**SUPPLIED MATERIAL:**
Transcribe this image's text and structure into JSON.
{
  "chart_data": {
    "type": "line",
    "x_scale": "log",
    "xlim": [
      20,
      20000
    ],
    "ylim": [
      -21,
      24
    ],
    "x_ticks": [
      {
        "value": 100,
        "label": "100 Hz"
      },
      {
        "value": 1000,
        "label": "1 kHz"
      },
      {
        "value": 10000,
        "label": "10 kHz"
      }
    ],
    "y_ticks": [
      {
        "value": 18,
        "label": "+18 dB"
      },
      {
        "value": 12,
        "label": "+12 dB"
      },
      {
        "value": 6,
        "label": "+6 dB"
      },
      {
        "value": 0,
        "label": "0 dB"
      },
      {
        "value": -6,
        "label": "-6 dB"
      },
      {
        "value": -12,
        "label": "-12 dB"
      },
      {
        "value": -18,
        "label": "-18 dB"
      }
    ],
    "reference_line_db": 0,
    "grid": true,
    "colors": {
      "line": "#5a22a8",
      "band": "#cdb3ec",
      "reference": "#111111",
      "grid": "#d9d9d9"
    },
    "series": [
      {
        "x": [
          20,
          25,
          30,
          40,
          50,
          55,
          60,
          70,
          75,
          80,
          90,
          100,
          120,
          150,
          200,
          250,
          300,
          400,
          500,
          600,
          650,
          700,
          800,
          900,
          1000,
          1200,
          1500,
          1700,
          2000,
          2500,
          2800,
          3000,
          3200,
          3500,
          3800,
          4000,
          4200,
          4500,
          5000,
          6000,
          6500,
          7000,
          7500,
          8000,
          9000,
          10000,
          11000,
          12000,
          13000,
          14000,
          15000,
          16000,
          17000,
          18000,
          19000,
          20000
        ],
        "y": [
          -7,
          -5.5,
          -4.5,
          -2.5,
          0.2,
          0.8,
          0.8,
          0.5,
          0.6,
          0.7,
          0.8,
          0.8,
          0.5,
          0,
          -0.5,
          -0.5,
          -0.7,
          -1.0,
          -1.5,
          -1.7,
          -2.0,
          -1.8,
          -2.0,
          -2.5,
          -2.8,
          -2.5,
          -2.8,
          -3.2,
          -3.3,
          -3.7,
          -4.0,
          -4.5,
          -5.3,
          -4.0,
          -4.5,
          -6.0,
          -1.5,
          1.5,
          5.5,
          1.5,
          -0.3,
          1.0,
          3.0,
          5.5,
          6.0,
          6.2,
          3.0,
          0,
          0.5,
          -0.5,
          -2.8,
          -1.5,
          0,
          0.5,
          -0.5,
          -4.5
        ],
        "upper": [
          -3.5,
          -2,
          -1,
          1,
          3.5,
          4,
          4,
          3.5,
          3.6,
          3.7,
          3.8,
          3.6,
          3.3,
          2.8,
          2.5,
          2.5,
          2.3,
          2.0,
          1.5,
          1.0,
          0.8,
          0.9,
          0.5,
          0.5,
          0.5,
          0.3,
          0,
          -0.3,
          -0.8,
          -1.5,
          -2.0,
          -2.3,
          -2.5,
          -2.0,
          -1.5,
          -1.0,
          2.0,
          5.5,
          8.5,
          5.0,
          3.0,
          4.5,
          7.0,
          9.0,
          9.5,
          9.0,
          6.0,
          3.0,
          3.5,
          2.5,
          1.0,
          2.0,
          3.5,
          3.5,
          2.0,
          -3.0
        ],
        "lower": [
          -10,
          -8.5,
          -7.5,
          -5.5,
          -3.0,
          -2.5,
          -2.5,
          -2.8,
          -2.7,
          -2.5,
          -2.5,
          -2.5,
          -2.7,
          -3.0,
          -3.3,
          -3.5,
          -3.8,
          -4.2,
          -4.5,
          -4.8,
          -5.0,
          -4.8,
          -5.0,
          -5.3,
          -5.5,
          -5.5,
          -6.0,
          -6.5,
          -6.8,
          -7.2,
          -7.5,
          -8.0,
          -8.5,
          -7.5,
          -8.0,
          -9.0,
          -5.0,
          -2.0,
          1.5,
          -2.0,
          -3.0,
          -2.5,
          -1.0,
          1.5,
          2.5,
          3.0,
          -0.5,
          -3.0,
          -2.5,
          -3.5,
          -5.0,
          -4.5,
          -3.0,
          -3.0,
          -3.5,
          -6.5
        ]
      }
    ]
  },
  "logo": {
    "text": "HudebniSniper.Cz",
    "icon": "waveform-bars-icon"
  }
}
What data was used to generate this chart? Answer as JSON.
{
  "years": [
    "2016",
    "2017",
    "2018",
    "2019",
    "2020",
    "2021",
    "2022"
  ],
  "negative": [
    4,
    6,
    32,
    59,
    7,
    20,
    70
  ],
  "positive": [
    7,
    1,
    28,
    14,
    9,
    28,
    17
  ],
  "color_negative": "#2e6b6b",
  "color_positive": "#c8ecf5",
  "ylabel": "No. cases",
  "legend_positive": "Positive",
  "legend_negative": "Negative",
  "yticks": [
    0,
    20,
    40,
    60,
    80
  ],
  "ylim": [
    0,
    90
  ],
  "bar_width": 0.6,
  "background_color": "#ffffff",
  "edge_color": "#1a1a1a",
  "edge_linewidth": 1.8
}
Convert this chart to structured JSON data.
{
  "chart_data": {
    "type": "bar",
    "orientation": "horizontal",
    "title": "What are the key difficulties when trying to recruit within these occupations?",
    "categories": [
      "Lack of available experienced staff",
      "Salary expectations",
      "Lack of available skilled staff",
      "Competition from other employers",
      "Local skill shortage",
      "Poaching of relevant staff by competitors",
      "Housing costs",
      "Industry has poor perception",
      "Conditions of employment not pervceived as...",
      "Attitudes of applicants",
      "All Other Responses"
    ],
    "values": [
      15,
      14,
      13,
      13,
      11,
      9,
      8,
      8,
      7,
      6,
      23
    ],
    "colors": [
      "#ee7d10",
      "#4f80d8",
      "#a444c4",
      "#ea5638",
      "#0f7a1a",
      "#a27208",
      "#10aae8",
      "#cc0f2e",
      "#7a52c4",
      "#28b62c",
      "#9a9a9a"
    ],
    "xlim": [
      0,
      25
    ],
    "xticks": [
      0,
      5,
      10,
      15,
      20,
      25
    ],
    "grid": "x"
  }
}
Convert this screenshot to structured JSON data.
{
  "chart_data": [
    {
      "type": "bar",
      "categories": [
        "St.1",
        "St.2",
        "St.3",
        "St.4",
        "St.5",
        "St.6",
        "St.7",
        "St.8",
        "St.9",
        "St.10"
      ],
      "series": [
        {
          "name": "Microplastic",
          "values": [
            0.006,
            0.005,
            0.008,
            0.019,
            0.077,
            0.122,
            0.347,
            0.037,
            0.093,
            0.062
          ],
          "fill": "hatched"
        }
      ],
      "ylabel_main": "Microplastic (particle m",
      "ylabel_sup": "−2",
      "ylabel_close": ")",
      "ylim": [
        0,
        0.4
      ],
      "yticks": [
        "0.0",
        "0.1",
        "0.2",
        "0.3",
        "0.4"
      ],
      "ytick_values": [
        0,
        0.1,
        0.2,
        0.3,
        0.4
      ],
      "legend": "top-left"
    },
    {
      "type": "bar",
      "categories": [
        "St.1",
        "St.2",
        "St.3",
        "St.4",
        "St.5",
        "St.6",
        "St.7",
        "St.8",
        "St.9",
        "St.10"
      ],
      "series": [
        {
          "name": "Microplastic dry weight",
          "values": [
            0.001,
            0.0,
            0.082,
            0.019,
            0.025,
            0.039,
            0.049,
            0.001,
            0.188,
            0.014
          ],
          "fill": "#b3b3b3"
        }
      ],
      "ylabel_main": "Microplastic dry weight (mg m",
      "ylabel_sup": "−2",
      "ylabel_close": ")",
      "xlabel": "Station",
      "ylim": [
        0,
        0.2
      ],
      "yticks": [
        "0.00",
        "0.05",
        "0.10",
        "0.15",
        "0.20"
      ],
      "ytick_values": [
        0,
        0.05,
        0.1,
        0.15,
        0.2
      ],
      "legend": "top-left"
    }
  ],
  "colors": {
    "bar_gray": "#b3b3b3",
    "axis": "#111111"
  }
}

**YOUR OBJECTIVE:**
Every line of the listing that holds "Lack" is to be counted; give only the resulting number.

**EXERCISE ANSWER:**
2